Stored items
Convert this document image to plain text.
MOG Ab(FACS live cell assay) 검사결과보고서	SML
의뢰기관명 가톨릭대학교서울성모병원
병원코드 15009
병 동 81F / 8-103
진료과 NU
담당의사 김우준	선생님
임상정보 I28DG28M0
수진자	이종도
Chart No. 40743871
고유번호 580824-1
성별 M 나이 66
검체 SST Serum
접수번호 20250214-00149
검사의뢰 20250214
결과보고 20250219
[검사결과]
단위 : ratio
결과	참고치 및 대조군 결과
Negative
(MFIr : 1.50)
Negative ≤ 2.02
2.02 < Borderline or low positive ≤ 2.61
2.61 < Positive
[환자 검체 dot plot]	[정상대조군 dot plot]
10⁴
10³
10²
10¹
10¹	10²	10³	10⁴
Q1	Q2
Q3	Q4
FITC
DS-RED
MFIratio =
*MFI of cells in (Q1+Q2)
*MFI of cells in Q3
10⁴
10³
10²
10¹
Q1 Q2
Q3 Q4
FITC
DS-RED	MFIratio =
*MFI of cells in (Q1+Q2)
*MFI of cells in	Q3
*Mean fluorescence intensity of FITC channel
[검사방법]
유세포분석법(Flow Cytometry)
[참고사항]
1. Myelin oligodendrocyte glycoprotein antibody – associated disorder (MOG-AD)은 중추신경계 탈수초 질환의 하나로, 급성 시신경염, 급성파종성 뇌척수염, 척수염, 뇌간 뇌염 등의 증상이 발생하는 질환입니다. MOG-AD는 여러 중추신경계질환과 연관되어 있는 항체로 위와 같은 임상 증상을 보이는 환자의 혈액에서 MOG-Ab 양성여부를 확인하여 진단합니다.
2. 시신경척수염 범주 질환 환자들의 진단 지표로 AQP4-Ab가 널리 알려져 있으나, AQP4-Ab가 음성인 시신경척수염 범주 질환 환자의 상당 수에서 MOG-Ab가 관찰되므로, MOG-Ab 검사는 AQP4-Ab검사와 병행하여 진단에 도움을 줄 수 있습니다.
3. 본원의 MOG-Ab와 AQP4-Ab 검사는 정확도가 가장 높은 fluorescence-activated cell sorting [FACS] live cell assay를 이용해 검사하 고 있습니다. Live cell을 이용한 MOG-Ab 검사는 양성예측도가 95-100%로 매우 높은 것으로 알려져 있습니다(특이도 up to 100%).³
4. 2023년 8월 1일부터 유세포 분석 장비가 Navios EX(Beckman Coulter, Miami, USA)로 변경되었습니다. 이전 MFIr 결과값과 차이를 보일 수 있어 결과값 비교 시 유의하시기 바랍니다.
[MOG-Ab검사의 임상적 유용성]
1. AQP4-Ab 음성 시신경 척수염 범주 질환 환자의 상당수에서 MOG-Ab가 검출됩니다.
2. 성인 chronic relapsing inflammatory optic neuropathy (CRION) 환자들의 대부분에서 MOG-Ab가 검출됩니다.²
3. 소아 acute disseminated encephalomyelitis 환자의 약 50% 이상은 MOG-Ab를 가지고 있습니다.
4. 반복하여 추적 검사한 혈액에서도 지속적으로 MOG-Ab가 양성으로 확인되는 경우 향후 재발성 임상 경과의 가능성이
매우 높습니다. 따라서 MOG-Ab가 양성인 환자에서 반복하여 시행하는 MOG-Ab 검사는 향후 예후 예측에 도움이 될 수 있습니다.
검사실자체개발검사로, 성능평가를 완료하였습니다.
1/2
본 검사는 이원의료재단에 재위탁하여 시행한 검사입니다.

Prompt
Each line above must be returned exactly as written.

Output below
Convert this document image to plain text.
MOG Ab(FACS live cell assay) 검사결과보고서	SML
의뢰기관명 가톨릭대학교서울성모병원
병원코드 15009
병 동 81F / 8-103
진료과 NU
담당의사 김우준	선생님
임상정보 I28DG28M0
수진자	이종도
Chart No. 40743871
고유번호 580824-1
성별 M 나이 66
검체 SST Serum
접수번호 20250214-00149
검사의뢰 20250214
결과보고 20250219
[검사결과]
단위 : ratio
결과	참고치 및 대조군 결과
Negative
(MFIr : 1.50)
Negative ≤ 2.02
2.02 < Borderline or low positive ≤ 2.61
2.61 < Positive
[환자 검체 dot plot]	[정상대조군 dot plot]
10⁴
10³
10²
10¹
10¹	10²	10³	10⁴
Q1	Q2
Q3	Q4
FITC
DS-RED
MFIratio =
*MFI of cells in (Q1+Q2)
*MFI of cells in Q3
10⁴
10³
10²
10¹
Q1 Q2
Q3 Q4
FITC
DS-RED	MFIratio =
*MFI of cells in (Q1+Q2)
*MFI of cells in	Q3
*Mean fluorescence intensity of FITC channel
[검사방법]
유세포분석법(Flow Cytometry)
[참고사항]
1. Myelin oligodendrocyte glycoprotein antibody – associated disorder (MOG-AD)은 중추신경계 탈수초 질환의 하나로, 급성 시신경염, 급성파종성 뇌척수염, 척수염, 뇌간 뇌염 등의 증상이 발생하는 질환입니다. MOG-AD는 여러 중추신경계질환과 연관되어 있는 항체로 위와 같은 임상 증상을 보이는 환자의 혈액에서 MOG-Ab 양성여부를 확인하여 진단합니다.
2. 시신경척수염 범주 질환 환자들의 진단 지표로 AQP4-Ab가 널리 알려져 있으나, AQP4-Ab가 음성인 시신경척수염 범주 질환 환자의 상당 수에서 MOG-Ab가 관찰되므로, MOG-Ab 검사는 AQP4-Ab검사와 병행하여 진단에 도움을 줄 수 있습니다.
3. 본원의 MOG-Ab와 AQP4-Ab 검사는 정확도가 가장 높은 fluorescence-activated cell sorting [FACS] live cell assay를 이용해 검사하 고 있습니다. Live cell을 이용한 MOG-Ab 검사는 양성예측도가 95-100%로 매우 높은 것으로 알려져 있습니다(특이도 up to 100%).³
4. 2023년 8월 1일부터 유세포 분석 장비가 Navios EX(Beckman Coulter, Miami, USA)로 변경되었습니다. 이전 MFIr 결과값과 차이를 보일 수 있어 결과값 비교 시 유의하시기 바랍니다.
[MOG-Ab검사의 임상적 유용성]
1. AQP4-Ab 음성 시신경 척수염 범주 질환 환자의 상당수에서 MOG-Ab가 검출됩니다.
2. 성인 chronic relapsing inflammatory optic neuropathy (CRION) 환자들의 대부분에서 MOG-Ab가 검출됩니다.²
3. 소아 acute disseminated encephalomyelitis 환자의 약 50% 이상은 MOG-Ab를 가지고 있습니다.
4. 반복하여 추적 검사한 혈액에서도 지속적으로 MOG-Ab가 양성으로 확인되는 경우 향후 재발성 임상 경과의 가능성이
매우 높습니다. 따라서 MOG-Ab가 양성인 환자에서 반복하여 시행하는 MOG-Ab 검사는 향후 예후 예측에 도움이 될 수 있습니다.
검사실자체개발검사로, 성능평가를 완료하였습니다.
1/2
본 검사는 이원의료재단에 재위탁하여 시행한 검사입니다.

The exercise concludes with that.